_DESCRIPTION OF THE TASK_
Say only how many lines contain the word "Только".
+++ MATERIAL FOR THIS TASK
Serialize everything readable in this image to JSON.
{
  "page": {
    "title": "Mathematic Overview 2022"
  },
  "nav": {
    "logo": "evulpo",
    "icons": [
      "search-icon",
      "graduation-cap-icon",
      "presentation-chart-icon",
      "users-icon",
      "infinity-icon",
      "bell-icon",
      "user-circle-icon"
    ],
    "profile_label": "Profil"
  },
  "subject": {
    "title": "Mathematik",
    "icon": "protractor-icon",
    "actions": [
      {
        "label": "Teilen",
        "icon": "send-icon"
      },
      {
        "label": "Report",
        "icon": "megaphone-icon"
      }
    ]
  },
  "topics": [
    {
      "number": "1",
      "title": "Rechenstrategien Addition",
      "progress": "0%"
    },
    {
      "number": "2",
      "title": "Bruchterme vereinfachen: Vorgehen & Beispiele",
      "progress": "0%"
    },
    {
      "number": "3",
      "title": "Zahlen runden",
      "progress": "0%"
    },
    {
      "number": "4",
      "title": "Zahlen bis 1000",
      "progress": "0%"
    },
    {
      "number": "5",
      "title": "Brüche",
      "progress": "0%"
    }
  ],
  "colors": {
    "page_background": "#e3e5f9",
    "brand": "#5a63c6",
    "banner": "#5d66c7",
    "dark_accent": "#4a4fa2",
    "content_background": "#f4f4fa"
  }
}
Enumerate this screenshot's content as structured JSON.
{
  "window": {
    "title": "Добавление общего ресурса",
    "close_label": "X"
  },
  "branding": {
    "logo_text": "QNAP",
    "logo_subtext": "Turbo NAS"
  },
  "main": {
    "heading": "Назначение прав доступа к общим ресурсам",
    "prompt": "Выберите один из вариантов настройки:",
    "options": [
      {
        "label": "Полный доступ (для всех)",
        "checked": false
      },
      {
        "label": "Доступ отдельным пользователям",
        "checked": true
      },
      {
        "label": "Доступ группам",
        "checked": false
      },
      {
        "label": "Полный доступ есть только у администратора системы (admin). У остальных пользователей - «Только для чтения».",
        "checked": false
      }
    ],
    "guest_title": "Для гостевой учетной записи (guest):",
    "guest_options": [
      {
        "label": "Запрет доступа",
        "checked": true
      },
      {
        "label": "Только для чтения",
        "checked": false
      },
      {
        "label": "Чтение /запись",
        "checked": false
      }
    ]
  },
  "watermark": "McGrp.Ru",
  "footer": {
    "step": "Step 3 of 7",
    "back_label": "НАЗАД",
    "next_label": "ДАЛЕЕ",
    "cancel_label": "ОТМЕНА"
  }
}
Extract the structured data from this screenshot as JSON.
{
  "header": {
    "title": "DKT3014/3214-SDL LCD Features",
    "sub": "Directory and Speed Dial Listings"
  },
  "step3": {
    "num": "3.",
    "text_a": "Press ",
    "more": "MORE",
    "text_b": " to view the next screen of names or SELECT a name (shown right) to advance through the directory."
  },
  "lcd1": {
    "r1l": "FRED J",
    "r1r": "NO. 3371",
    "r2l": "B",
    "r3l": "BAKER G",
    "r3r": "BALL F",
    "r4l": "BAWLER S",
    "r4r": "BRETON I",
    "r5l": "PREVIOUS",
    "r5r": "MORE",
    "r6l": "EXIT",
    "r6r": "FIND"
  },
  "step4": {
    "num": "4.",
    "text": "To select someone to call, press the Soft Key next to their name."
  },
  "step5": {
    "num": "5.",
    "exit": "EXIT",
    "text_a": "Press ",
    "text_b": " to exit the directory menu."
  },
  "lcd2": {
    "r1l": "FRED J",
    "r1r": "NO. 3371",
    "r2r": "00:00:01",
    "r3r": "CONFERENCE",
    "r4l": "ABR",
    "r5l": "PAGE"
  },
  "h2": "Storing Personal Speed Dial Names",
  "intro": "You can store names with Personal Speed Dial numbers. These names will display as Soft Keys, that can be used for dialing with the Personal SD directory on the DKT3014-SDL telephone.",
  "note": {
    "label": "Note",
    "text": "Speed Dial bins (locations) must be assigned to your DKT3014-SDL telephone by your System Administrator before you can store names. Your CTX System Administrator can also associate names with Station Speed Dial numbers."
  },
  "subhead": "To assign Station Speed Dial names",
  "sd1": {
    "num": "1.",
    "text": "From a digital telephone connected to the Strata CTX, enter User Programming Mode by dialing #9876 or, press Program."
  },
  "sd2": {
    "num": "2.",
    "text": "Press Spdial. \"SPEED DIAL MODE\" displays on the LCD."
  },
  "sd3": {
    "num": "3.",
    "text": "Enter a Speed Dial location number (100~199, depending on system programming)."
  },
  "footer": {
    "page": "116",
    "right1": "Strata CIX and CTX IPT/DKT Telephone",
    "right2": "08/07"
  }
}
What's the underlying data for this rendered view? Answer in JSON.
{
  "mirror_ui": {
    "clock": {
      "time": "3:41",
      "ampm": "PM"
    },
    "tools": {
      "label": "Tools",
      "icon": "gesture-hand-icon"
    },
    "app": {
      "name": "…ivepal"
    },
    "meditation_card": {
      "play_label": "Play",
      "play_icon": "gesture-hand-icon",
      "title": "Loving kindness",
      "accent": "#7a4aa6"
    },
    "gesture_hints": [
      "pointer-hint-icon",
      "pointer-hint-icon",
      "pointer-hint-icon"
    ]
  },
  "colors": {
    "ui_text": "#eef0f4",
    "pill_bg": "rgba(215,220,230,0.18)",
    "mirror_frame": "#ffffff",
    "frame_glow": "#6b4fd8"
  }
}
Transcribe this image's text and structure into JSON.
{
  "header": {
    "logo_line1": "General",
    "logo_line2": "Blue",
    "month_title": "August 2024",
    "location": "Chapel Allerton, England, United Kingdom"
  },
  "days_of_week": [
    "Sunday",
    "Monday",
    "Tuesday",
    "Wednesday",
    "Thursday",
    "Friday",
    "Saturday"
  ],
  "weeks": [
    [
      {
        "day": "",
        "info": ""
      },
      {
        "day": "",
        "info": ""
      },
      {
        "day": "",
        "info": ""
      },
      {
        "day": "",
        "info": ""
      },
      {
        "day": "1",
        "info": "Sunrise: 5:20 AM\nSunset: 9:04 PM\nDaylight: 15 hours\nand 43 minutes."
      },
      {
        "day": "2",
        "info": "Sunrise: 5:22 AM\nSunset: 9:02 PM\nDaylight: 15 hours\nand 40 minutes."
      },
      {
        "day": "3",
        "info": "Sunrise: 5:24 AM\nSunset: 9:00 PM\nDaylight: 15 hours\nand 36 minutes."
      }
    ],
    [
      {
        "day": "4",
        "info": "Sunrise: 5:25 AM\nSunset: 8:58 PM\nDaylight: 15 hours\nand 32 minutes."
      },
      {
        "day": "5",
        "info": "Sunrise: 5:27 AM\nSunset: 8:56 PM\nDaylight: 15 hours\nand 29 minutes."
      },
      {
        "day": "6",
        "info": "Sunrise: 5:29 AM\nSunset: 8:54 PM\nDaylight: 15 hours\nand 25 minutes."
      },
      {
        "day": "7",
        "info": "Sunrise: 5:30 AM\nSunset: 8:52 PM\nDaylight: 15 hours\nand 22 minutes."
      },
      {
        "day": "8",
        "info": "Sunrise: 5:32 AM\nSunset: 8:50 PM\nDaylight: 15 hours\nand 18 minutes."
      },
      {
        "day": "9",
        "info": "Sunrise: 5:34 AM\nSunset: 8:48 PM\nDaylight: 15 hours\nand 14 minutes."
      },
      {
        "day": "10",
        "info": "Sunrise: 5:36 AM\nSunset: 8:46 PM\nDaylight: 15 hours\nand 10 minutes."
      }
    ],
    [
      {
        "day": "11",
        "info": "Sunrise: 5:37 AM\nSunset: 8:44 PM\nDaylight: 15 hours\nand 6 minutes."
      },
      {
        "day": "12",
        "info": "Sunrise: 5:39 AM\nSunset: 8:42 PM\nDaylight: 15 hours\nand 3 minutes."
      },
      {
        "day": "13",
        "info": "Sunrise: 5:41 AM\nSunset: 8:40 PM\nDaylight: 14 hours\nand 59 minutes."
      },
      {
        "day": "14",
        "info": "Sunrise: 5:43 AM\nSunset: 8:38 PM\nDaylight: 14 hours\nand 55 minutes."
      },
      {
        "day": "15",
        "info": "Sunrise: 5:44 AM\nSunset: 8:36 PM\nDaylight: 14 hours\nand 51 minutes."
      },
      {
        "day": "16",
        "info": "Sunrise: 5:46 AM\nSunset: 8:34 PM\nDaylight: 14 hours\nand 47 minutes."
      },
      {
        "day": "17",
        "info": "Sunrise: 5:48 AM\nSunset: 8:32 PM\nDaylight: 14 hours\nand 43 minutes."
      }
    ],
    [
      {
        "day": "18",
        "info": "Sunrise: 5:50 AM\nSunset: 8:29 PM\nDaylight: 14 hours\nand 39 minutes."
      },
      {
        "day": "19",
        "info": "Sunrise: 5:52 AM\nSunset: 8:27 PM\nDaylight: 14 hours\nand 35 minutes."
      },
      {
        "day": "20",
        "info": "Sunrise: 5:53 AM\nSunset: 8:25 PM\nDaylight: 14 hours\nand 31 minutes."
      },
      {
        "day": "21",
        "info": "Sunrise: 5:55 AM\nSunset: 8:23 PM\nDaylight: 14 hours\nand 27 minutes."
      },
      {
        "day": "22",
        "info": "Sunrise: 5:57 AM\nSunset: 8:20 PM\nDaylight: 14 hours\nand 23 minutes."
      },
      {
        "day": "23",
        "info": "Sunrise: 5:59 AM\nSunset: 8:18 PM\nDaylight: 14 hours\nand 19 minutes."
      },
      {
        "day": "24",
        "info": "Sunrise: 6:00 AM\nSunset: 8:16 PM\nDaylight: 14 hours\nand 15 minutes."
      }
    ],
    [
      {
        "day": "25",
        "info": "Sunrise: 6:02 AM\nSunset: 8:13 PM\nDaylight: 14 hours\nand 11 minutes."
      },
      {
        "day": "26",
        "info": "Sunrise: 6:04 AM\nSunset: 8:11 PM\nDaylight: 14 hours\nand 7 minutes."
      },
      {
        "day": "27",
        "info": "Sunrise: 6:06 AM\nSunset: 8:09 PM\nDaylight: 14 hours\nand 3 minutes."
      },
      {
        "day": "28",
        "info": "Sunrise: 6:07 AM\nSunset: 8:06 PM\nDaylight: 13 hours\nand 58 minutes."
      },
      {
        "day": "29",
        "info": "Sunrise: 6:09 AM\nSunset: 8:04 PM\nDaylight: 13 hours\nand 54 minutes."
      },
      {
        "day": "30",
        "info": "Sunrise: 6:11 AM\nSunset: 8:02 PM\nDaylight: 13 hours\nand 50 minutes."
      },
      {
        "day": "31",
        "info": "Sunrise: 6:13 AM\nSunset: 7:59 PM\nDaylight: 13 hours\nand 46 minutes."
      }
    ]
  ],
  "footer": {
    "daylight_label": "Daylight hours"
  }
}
++++++
_SOLVED EXERCISE_
2